Copy, in full, each line of the material that holds the word "text".
Start of SUPPLIED RECORDS
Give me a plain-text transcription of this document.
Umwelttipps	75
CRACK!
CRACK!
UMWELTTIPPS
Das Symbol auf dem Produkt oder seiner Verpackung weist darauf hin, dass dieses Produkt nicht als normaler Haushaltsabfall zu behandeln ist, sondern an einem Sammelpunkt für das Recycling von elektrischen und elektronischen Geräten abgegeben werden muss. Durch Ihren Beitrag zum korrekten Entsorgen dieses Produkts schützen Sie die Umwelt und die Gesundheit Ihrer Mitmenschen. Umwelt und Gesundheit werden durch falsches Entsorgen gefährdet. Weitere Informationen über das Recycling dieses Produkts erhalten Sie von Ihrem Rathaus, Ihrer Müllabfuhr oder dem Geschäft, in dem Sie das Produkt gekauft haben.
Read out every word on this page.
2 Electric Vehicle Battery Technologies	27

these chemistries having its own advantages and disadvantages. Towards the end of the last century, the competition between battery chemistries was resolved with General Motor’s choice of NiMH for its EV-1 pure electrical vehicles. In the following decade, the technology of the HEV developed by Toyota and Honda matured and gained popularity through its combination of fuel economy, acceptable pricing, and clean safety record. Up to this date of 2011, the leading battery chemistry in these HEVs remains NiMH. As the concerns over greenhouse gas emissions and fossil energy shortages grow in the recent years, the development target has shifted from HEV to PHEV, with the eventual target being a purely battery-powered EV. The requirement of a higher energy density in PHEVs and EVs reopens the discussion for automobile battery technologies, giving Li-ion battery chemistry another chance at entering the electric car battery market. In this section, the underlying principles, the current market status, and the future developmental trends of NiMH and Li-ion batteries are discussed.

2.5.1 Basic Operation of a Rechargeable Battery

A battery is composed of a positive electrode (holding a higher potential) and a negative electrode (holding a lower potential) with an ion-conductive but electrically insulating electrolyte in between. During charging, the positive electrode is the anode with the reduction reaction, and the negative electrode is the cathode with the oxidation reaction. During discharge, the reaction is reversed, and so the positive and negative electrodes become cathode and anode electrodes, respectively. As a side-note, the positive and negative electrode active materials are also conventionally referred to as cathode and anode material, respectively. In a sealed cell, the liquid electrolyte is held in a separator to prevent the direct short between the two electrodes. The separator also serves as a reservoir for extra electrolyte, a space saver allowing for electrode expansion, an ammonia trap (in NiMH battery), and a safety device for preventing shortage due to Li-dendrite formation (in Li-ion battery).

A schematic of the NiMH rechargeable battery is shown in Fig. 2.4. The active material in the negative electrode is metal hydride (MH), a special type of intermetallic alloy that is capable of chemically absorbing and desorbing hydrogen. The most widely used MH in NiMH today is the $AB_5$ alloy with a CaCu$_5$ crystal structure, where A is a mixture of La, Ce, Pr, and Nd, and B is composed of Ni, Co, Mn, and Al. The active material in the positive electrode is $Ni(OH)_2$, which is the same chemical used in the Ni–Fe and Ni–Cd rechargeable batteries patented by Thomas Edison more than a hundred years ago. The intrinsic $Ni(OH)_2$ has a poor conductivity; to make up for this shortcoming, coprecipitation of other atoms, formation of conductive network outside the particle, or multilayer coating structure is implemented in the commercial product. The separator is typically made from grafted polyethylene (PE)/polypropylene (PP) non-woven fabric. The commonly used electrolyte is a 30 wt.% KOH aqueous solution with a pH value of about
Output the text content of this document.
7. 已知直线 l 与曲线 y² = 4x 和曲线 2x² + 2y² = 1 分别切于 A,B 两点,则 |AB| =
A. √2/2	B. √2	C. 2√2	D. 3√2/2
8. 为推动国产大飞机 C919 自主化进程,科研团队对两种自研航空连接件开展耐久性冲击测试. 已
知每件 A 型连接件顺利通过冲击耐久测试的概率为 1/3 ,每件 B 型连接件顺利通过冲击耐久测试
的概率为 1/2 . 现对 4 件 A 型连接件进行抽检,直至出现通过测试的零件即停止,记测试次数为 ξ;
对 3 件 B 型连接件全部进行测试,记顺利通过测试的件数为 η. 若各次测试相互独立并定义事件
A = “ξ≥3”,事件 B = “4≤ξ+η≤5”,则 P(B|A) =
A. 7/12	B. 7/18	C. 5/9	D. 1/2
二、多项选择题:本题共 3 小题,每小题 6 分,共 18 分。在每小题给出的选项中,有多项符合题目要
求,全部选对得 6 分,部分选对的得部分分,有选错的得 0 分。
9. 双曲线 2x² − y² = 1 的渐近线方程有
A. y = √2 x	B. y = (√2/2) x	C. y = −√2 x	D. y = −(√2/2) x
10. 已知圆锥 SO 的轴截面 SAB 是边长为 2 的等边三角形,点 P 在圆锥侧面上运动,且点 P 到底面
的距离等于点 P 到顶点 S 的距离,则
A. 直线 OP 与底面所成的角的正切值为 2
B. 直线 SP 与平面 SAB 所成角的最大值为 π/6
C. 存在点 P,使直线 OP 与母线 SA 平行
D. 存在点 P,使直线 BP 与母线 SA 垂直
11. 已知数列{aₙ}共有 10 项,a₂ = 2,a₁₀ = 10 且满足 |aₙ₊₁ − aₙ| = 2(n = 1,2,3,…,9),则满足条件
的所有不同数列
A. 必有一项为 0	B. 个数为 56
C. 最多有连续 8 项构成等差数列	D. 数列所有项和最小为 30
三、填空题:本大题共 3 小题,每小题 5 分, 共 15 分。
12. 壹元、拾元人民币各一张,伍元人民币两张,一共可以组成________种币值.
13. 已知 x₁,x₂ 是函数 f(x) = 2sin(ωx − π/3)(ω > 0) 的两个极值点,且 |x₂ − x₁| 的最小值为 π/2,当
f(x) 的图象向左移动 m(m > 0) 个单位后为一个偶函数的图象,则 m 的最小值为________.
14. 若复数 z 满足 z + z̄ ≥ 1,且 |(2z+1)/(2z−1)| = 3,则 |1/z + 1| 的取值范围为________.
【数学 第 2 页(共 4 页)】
End of SUPPLIED RECORDS
- RESPONSE FOR THIS EXERCISE -
Give me a plain-text transcription of this document.
Output the text content of this document.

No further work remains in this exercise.